───── DATA SHOWN ─────

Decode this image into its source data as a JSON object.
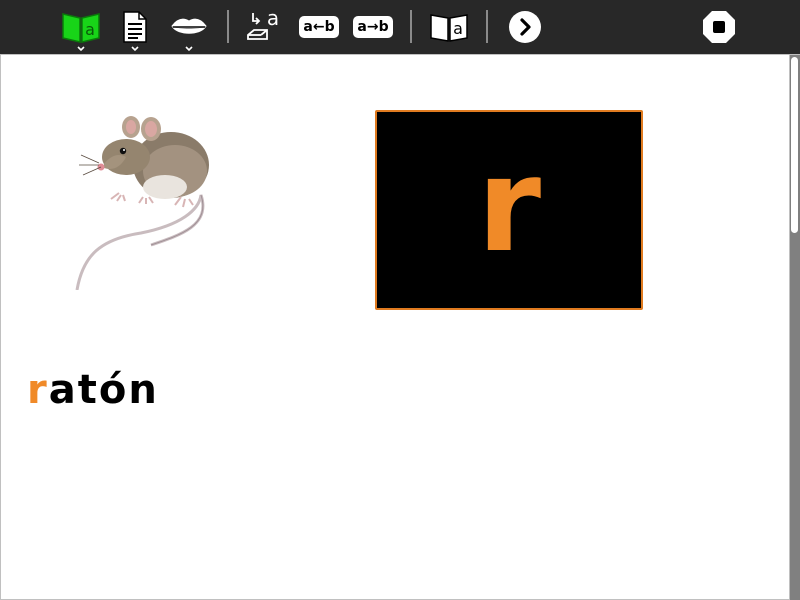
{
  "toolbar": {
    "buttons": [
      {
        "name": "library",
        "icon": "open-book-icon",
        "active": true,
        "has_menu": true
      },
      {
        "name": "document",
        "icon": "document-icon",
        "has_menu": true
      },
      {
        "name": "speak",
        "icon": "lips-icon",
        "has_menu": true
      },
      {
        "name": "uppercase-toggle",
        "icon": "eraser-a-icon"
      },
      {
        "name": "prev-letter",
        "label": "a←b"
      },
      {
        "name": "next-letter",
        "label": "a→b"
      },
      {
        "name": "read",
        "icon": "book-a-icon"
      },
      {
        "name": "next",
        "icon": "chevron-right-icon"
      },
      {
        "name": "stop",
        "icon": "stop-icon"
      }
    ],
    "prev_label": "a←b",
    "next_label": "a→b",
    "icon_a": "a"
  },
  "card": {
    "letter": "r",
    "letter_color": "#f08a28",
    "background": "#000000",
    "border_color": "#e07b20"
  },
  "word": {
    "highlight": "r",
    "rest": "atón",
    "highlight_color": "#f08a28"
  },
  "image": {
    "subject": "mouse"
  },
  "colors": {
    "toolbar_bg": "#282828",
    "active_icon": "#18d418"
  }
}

─────
───── DATA SHOWN ─────

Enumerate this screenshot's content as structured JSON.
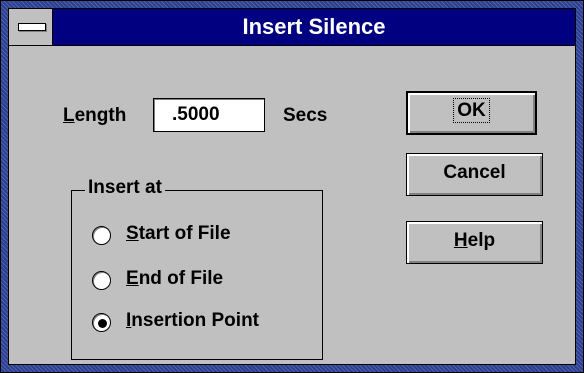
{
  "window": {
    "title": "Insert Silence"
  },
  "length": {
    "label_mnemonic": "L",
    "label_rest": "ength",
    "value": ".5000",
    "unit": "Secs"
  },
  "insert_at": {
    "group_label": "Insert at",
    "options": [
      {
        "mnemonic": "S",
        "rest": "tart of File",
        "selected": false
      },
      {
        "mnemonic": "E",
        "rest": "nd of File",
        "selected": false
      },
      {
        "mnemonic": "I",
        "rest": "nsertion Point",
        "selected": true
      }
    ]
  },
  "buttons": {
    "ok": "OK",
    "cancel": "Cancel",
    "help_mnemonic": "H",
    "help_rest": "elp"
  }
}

─────

WHAT THE TASK REQUIRES: Keep only the lines that hold the string "image", and copy them out.

FINAL RESULT:
Decode this image into its source data as a JSON object.
  "image": {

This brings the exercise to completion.